--- begin SUPPLIED MATERIAL ---

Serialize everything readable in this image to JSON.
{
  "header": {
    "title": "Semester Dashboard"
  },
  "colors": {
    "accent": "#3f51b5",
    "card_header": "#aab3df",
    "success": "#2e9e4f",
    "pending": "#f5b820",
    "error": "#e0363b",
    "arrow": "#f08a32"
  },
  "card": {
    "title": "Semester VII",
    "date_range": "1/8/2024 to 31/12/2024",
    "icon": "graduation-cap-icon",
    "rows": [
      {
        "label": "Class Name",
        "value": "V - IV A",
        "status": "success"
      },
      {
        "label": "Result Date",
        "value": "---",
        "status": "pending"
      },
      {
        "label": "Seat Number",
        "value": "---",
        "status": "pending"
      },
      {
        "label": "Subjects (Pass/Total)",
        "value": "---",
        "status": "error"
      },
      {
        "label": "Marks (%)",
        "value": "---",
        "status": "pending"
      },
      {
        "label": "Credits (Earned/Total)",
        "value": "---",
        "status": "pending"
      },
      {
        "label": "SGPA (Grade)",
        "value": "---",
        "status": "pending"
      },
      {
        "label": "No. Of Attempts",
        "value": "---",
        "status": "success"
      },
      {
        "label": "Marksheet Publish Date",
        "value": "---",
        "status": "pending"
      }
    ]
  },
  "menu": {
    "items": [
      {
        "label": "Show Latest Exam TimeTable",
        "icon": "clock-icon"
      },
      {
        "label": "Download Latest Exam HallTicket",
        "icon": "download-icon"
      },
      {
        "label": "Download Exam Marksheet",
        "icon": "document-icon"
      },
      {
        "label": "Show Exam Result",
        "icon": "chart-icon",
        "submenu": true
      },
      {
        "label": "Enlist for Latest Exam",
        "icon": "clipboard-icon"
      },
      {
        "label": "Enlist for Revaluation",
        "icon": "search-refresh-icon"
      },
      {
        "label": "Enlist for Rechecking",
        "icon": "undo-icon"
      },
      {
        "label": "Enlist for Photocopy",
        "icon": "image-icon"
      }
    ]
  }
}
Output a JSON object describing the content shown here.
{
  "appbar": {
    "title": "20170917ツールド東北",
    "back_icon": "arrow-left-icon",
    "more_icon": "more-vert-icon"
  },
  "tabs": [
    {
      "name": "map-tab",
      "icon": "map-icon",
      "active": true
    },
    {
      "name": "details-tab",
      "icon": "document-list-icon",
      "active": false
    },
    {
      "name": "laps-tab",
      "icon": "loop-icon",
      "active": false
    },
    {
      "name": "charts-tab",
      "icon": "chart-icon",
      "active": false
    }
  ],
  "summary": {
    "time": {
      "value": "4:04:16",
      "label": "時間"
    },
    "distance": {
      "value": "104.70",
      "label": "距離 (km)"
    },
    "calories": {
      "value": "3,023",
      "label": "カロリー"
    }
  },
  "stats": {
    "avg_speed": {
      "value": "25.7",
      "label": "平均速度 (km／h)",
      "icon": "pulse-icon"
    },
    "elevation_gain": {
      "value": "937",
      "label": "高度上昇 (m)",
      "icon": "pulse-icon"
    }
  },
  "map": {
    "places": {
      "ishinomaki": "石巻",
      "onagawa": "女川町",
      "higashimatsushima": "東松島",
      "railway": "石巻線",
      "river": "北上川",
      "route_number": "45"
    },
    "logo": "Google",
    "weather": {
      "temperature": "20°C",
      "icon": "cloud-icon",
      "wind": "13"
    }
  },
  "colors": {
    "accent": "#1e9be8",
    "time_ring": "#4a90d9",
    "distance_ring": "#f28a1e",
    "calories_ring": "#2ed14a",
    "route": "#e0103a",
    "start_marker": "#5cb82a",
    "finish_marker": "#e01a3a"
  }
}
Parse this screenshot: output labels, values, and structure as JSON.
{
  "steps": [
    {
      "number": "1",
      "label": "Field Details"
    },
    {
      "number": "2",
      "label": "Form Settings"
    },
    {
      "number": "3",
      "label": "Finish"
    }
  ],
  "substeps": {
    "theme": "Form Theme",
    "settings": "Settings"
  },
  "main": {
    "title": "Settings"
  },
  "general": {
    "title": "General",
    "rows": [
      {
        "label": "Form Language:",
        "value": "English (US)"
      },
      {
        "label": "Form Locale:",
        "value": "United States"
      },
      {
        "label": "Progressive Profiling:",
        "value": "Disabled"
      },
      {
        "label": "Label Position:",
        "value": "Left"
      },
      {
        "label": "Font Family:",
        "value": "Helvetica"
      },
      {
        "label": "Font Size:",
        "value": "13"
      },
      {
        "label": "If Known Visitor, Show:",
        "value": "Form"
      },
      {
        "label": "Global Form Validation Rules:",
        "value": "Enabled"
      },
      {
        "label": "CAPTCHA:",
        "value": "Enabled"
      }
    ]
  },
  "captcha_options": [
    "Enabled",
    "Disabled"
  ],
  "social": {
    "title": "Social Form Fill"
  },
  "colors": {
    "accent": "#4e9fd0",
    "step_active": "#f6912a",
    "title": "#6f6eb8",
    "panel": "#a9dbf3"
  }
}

--- end SUPPLIED MATERIAL ---

SET TASK -
What do the records say? Quote them all exactly.

REPLY TO THE EXERCISE -
Serialize everything readable in this image to JSON.
{
  "header": {
    "title": "Semester Dashboard"
  },
  "colors": {
    "accent": "#3f51b5",
    "card_header": "#aab3df",
    "success": "#2e9e4f",
    "pending": "#f5b820",
    "error": "#e0363b",
    "arrow": "#f08a32"
  },
  "card": {
    "title": "Semester VII",
    "date_range": "1/8/2024 to 31/12/2024",
    "icon": "graduation-cap-icon",
    "rows": [
      {
        "label": "Class Name",
        "value": "V - IV A",
        "status": "success"
      },
      {
        "label": "Result Date",
        "value": "---",
        "status": "pending"
      },
      {
        "label": "Seat Number",
        "value": "---",
        "status": "pending"
      },
      {
        "label": "Subjects (Pass/Total)",
        "value": "---",
        "status": "error"
      },
      {
        "label": "Marks (%)",
        "value": "---",
        "status": "pending"
      },
      {
        "label": "Credits (Earned/Total)",
        "value": "---",
        "status": "pending"
      },
      {
        "label": "SGPA (Grade)",
        "value": "---",
        "status": "pending"
      },
      {
        "label": "No. Of Attempts",
        "value": "---",
        "status": "success"
      },
      {
        "label": "Marksheet Publish Date",
        "value": "---",
        "status": "pending"
      }
    ]
  },
  "menu": {
    "items": [
      {
        "label": "Show Latest Exam TimeTable",
        "icon": "clock-icon"
      },
      {
        "label": "Download Latest Exam HallTicket",
        "icon": "download-icon"
      },
      {
        "label": "Download Exam Marksheet",
        "icon": "document-icon"
      },
      {
        "label": "Show Exam Result",
        "icon": "chart-icon",
        "submenu": true
      },
      {
        "label": "Enlist for Latest Exam",
        "icon": "clipboard-icon"
      },
      {
        "label": "Enlist for Revaluation",
        "icon": "search-refresh-icon"
      },
      {
        "label": "Enlist for Rechecking",
        "icon": "undo-icon"
      },
      {
        "label": "Enlist for Photocopy",
        "icon": "image-icon"
      }
    ]
  }
}
Output a JSON object describing the content shown here.
{
  "appbar": {
    "title": "20170917ツールド東北",
    "back_icon": "arrow-left-icon",
    "more_icon": "more-vert-icon"
  },
  "tabs": [
    {
      "name": "map-tab",
      "icon": "map-icon",
      "active": true
    },
    {
      "name": "details-tab",
      "icon": "document-list-icon",
      "active": false
    },
    {
      "name": "laps-tab",
      "icon": "loop-icon",
      "active": false
    },
    {
      "name": "charts-tab",
      "icon": "chart-icon",
      "active": false
    }
  ],
  "summary": {
    "time": {
      "value": "4:04:16",
      "label": "時間"
    },
    "distance": {
      "value": "104.70",
      "label": "距離 (km)"
    },
    "calories": {
      "value": "3,023",
      "label": "カロリー"
    }
  },
  "stats": {
    "avg_speed": {
      "value": "25.7",
      "label": "平均速度 (km／h)",
      "icon": "pulse-icon"
    },
    "elevation_gain": {
      "value": "937",
      "label": "高度上昇 (m)",
      "icon": "pulse-icon"
    }
  },
  "map": {
    "places": {
      "ishinomaki": "石巻",
      "onagawa": "女川町",
      "higashimatsushima": "東松島",
      "railway": "石巻線",
      "river": "北上川",
      "route_number": "45"
    },
    "logo": "Google",
    "weather": {
      "temperature": "20°C",
      "icon": "cloud-icon",
      "wind": "13"
    }
  },
  "colors": {
    "accent": "#1e9be8",
    "time_ring": "#4a90d9",
    "distance_ring": "#f28a1e",
    "calories_ring": "#2ed14a",
    "route": "#e0103a",
    "start_marker": "#5cb82a",
    "finish_marker": "#e01a3a"
  }
}
Parse this screenshot: output labels, values, and structure as JSON.
{
  "steps": [
    {
      "number": "1",
      "label": "Field Details"
    },
    {
      "number": "2",
      "label": "Form Settings"
    },
    {
      "number": "3",
      "label": "Finish"
    }
  ],
  "substeps": {
    "theme": "Form Theme",
    "settings": "Settings"
  },
  "main": {
    "title": "Settings"
  },
  "general": {
    "title": "General",
    "rows": [
      {
        "label": "Form Language:",
        "value": "English (US)"
      },
      {
        "label": "Form Locale:",
        "value": "United States"
      },
      {
        "label": "Progressive Profiling:",
        "value": "Disabled"
      },
      {
        "label": "Label Position:",
        "value": "Left"
      },
      {
        "label": "Font Family:",
        "value": "Helvetica"
      },
      {
        "label": "Font Size:",
        "value": "13"
      },
      {
        "label": "If Known Visitor, Show:",
        "value": "Form"
      },
      {
        "label": "Global Form Validation Rules:",
        "value": "Enabled"
      },
      {
        "label": "CAPTCHA:",
        "value": "Enabled"
      }
    ]
  },
  "captcha_options": [
    "Enabled",
    "Disabled"
  ],
  "social": {
    "title": "Social Form Fill"
  },
  "colors": {
    "accent": "#4e9fd0",
    "step_active": "#f6912a",
    "title": "#6f6eb8",
    "panel": "#a9dbf3"
  }
}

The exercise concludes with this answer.